--- begin Source extract ---
Yeah it is great for guys that have it dialed like you Doger. It being our 1st time we were amazed at how vast it was. No doubt the big fish lurk under there but we gave it our best and that wasn't good enough. Luckily we kept our reciepts and returned quite a bit of FG specific gear. I learned a lot trolling for my 2nd time ever so I cannot say it was a complete waste of time. Although I am semi curious why the unofficial guide didn't throw out his lines?


----------



## Dodger (Oct 20, 2009)

It took a while to figure out how to fish the Gorge and get kokes consistently. Fishing was also slower the last couple of weeks than it is earlier in the year. You picked a harder time to visit the Gorge. 

As far as the unofficial guide not putting out lines, depending on the kind of boat, it just isn't practical to put more than 2 lines in the water. You spend more time untangling than you spend fishing. Even with 2, it can be tough in small aluminum boats. Adding a 3rd could cause some extra headache.


----------



## tye dye twins (Mar 8, 2011)

Oh no it was a huge boat that could have had 4 lines on the water. Luckily it was a big boat cuz at the gorge a aluminum boat could be suicide out there. It was by far the biggest fishing boat I have ever been on. This was bigger than your average water skiing/wake board boat.
--- end Source extract ---
--- begin Record list ---
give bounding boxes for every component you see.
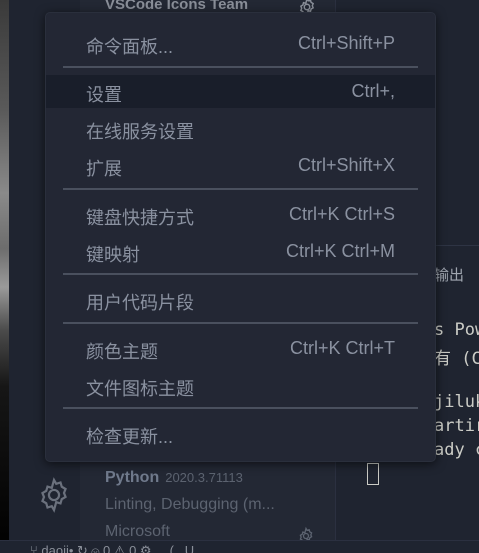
menu-item-shortcut: Ctrl+K Ctrl+T	[289, 338, 395, 358]
menu-item-label: 设置	[86, 85, 122, 105]
extension-version: 2020.3.71113	[165, 470, 243, 485]
menu-item-user-snippets[interactable]: 用户代码片段	[46, 283, 435, 316]
menu-item-color-theme[interactable]: 颜色主题 Ctrl+K Ctrl+T	[46, 332, 435, 365]
menu-item-label: 键映射	[86, 245, 140, 265]
terminal-line: artir	[434, 416, 479, 436]
menu-item-command-palette[interactable]: 命令面板... Ctrl+Shift+P	[46, 27, 435, 60]
menu-item-online-services-settings[interactable]: 在线服务设置	[46, 112, 435, 145]
menu-item-label: 用户代码片段	[86, 293, 194, 313]
menu-item-label: 文件图标主题	[86, 379, 194, 399]
status-bar: ⑂ daoji• ↻ ⓧ 0 ⚠ 0 ⚙ ... (.. U	[0, 540, 479, 553]
menu-separator	[63, 66, 418, 68]
menu-item-shortcut: Ctrl+K Ctrl+M	[285, 241, 395, 261]
menu-item-keymaps[interactable]: 键映射 Ctrl+K Ctrl+M	[46, 235, 435, 268]
menu-item-label: 键盘快捷方式	[86, 208, 194, 228]
terminal-line: s Pow	[434, 320, 479, 340]
menu-item-extensions[interactable]: 扩展 Ctrl+Shift+X	[46, 149, 435, 182]
manage-context-menu: 命令面板... Ctrl+Shift+P 设置 Ctrl+, 在线服务设置 扩展…	[45, 12, 436, 462]
menu-item-label: 颜色主题	[86, 342, 158, 362]
menu-item-label: 检查更新...	[86, 427, 174, 447]
terminal-line: 有 (C	[434, 349, 479, 369]
extension-description: Linting, Debugging (m...	[105, 496, 275, 513]
menu-item-label: 命令面板...	[86, 37, 174, 57]
menu-separator	[63, 273, 418, 275]
menu-item-label: 扩展	[86, 159, 122, 179]
terminal-line: ady c	[434, 440, 479, 460]
terminal-cursor	[367, 463, 379, 485]
extension-publisher: Microsoft	[105, 523, 170, 540]
menu-item-shortcut: Ctrl+Shift+P	[297, 33, 395, 53]
extension-name[interactable]: Python 2020.3.71113	[105, 469, 243, 487]
menu-item-shortcut: Ctrl+K Ctrl+S	[288, 204, 395, 224]
menu-separator	[63, 188, 418, 190]
terminal-line: jiluk	[434, 392, 479, 412]
menu-item-shortcut: Ctrl+,	[351, 81, 395, 101]
extension-name-label: Python	[105, 469, 160, 486]
menu-item-keyboard-shortcuts[interactable]: 键盘快捷方式 Ctrl+K Ctrl+S	[46, 198, 435, 231]
tab-output[interactable]: 输出	[434, 264, 464, 285]
menu-item-settings[interactable]: 设置 Ctrl+,	[46, 75, 435, 108]
menu-item-file-icon-theme[interactable]: 文件图标主题	[46, 369, 435, 402]
menu-item-label: 在线服务设置	[86, 122, 194, 142]
menu-item-shortcut: Ctrl+Shift+X	[297, 155, 395, 175]
menu-separator	[63, 322, 418, 324]
desktop-background-strip	[0, 0, 9, 552]
menu-item-check-for-updates[interactable]: 检查更新...	[46, 417, 435, 450]
menu-separator	[63, 407, 418, 409]
manage-gear-icon[interactable]	[35, 476, 73, 514]
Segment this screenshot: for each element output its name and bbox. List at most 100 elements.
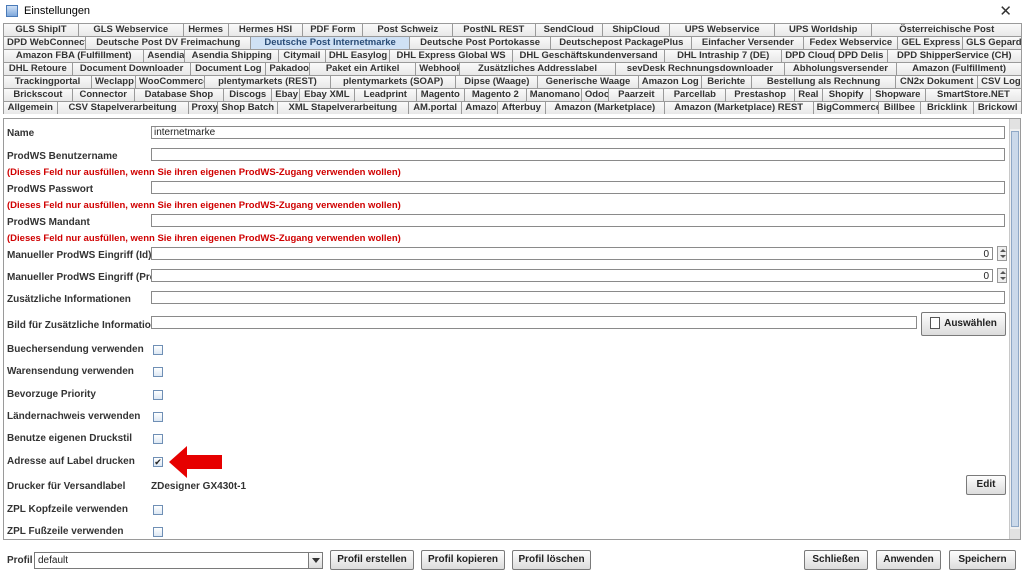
tab-document-log[interactable]: Document Log: [190, 62, 267, 75]
tab-hermes[interactable]: Hermes: [182, 23, 229, 36]
tab-database-shop[interactable]: Database Shop: [133, 88, 225, 101]
delete-profile-button[interactable]: Profil löschen: [512, 550, 591, 570]
tab-shopware[interactable]: Shopware: [869, 88, 926, 101]
tab-österreichische-post[interactable]: Österreichische Post: [871, 23, 1023, 36]
save-button[interactable]: Speichern: [949, 550, 1016, 570]
image-input[interactable]: [151, 316, 917, 329]
extra-info-input[interactable]: [151, 291, 1005, 304]
tab-deutsche-post-internetmarke[interactable]: Deutsche Post Internetmarke: [250, 36, 410, 49]
tab-asendia[interactable]: Asendia: [143, 49, 186, 62]
tab-real[interactable]: Real: [794, 88, 823, 101]
tab-amazon[interactable]: Amazon: [461, 101, 499, 114]
name-input[interactable]: internetmarke: [151, 126, 1005, 139]
edit-printer-button[interactable]: Edit: [966, 475, 1006, 495]
option-checkbox[interactable]: [153, 411, 163, 422]
mandant-input[interactable]: [151, 214, 1005, 227]
tab-xml-stapelverarbeitung[interactable]: XML Stapelverarbeitung: [276, 101, 409, 114]
tab-amazon-fulfillment[interactable]: Amazon (Fulfillment): [896, 62, 1023, 75]
option-checkbox[interactable]: ✔: [153, 456, 163, 467]
tab-magento-2[interactable]: Magento 2: [463, 88, 527, 101]
tab-paket-ein-artikel[interactable]: Paket ein Artikel: [309, 62, 417, 75]
tab-deutsche-post-dv-freimachung[interactable]: Deutsche Post DV Freimachung: [85, 36, 252, 49]
tab-sendcloud[interactable]: SendCloud: [534, 23, 603, 36]
tab-deutschepost-packageplus[interactable]: Deutschepost PackagePlus: [550, 36, 693, 49]
tab-gls-webservice[interactable]: GLS Webservice: [77, 23, 184, 36]
choose-file-button[interactable]: Auswählen: [921, 312, 1006, 336]
tab-ups-worldship[interactable]: UPS Worldship: [774, 23, 873, 36]
tab-afterbuy[interactable]: Afterbuy: [497, 101, 546, 114]
tab-gel-express[interactable]: GEL Express: [897, 36, 964, 49]
tab-dpd-delis[interactable]: DPD Delis: [833, 49, 888, 62]
tab-generische-waage[interactable]: Generische Waage: [537, 75, 639, 88]
option-checkbox[interactable]: [153, 434, 163, 445]
tab-amazon-fba-fulfillment[interactable]: Amazon FBA (Fulfillment): [3, 49, 145, 62]
scroll-thumb[interactable]: [1011, 131, 1019, 527]
tab-bestellung-als-rechnung[interactable]: Bestellung als Rechnung: [750, 75, 897, 88]
zpl-footer-checkbox[interactable]: [153, 527, 163, 537]
tab-woocommerce[interactable]: WooCommerce: [134, 75, 206, 88]
tab-brickowl[interactable]: Brickowl: [973, 101, 1022, 114]
tab-dhl-easylog[interactable]: DHL Easylog: [324, 49, 391, 62]
tab-shop-batch[interactable]: Shop Batch: [217, 101, 278, 114]
profile-select[interactable]: default: [34, 552, 323, 569]
tab-cn2x-dokument[interactable]: CN2x Dokument: [895, 75, 979, 88]
tab-billbee[interactable]: Billbee: [878, 101, 921, 114]
tab-plentymarkets-soap[interactable]: plentymarkets (SOAP): [329, 75, 457, 88]
tab-dhl-express-global-ws[interactable]: DHL Express Global WS: [389, 49, 514, 62]
password-input[interactable]: [151, 181, 1005, 194]
tab-amazon-marketplace[interactable]: Amazon (Marketplace): [544, 101, 665, 114]
tab-document-downloader[interactable]: Document Downloader: [71, 62, 192, 75]
copy-profile-button[interactable]: Profil kopieren: [421, 550, 505, 570]
tab-bricklink[interactable]: Bricklink: [919, 101, 975, 114]
scroll-up-icon[interactable]: [1010, 119, 1020, 129]
tab-leadprint[interactable]: Leadprint: [353, 88, 417, 101]
scroll-down-icon[interactable]: [1010, 529, 1020, 539]
tab-ebay-xml[interactable]: Ebay XML: [298, 88, 355, 101]
tab-magento[interactable]: Magento: [415, 88, 465, 101]
tab-dpd-webconnect[interactable]: DPD WebConnect: [3, 36, 87, 49]
close-icon[interactable]: ✕: [999, 2, 1012, 20]
zpl-header-checkbox[interactable]: [153, 505, 163, 515]
tab-am-portal[interactable]: AM.portal: [407, 101, 463, 114]
tab-gls-shipit[interactable]: GLS ShipIT: [3, 23, 79, 36]
tab-pakadoo[interactable]: Pakadoo: [265, 62, 311, 75]
tab-post-schweiz[interactable]: Post Schweiz: [362, 23, 454, 36]
tab-brickscout[interactable]: Brickscout: [3, 88, 73, 101]
tab-plentymarkets-rest[interactable]: plentymarkets (REST): [204, 75, 331, 88]
tab-ups-webservice[interactable]: UPS Webservice: [669, 23, 776, 36]
tab-deutsche-post-portokasse[interactable]: Deutsche Post Portokasse: [409, 36, 552, 49]
tab-smartstore-net[interactable]: SmartStore.NET: [924, 88, 1023, 101]
tab-dpd-shipperservice-ch[interactable]: DPD ShipperService (CH): [886, 49, 1023, 62]
tab-dipse-waage[interactable]: Dipse (Waage): [455, 75, 539, 88]
tab-pdf-form[interactable]: PDF Form: [302, 23, 364, 36]
tab-dhl-intraship-7-de[interactable]: DHL Intraship 7 (DE): [664, 49, 783, 62]
tab-shipcloud[interactable]: ShipCloud: [601, 23, 671, 36]
user-input[interactable]: [151, 148, 1005, 161]
close-button[interactable]: Schließen: [804, 550, 868, 570]
tab-zusätzliches-addresslabel[interactable]: Zusätzliches Addresslabel: [458, 62, 617, 75]
apply-button[interactable]: Anwenden: [876, 550, 941, 570]
tab-postnl-rest[interactable]: PostNL REST: [452, 23, 536, 36]
manual-price-spinner[interactable]: [997, 268, 1007, 283]
manual-id-spinner[interactable]: [997, 246, 1007, 261]
tab-gls-gepard[interactable]: GLS Gepard: [962, 36, 1022, 49]
tab-fedex-webservice[interactable]: Fedex Webservice: [803, 36, 899, 49]
manual-id-input[interactable]: 0: [151, 247, 993, 260]
tab-proxy[interactable]: Proxy: [187, 101, 219, 114]
tab-dhl-retoure[interactable]: DHL Retoure: [3, 62, 73, 75]
tab-discogs[interactable]: Discogs: [223, 88, 273, 101]
tab-einfacher-versender[interactable]: Einfacher Versender: [691, 36, 805, 49]
tab-csv-log[interactable]: CSV Log: [977, 75, 1023, 88]
tab-dhl-geschäftskundenversand[interactable]: DHL Geschäftskundenversand: [512, 49, 666, 62]
tab-paarzeit[interactable]: Paarzeit: [608, 88, 665, 101]
tab-hermes-hsi[interactable]: Hermes HSI: [227, 23, 304, 36]
tab-sevdesk-rechnungsdownloader[interactable]: sevDesk Rechnungsdownloader: [615, 62, 785, 75]
tab-connector[interactable]: Connector: [71, 88, 135, 101]
tab-csv-stapelverarbeitung[interactable]: CSV Stapelverarbeitung: [56, 101, 189, 114]
tab-trackingportal[interactable]: Trackingportal: [3, 75, 92, 88]
tab-citymail[interactable]: Citymail: [278, 49, 326, 62]
tab-weclapp[interactable]: Weclapp: [90, 75, 136, 88]
tab-manomano[interactable]: Manomano: [525, 88, 582, 101]
tab-ebay[interactable]: Ebay: [271, 88, 300, 101]
tab-shopify[interactable]: Shopify: [821, 88, 871, 101]
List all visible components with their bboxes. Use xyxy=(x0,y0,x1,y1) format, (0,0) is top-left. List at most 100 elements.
--- end Record list ---
--- Work required ---
Decide whether each statement agrees with the fishing thread, answering yes or no and quoting the words from the thread that settle it.
1. Dodger says fishing at the Gorge was slower the last couple of weeks than earlier in the year.
2. The boat used on the trip was a small aluminum boat.
3. The first poster's trip was their first time ever trolling.

--- The response ---
1. Yes: "Fishing was also slower the last couple of weeks than it is earlier in the year."
2. No: "Oh no it was a huge boat that could have had 4 lines on the water."
3. No: "I learned a lot trolling for my 2nd time ever"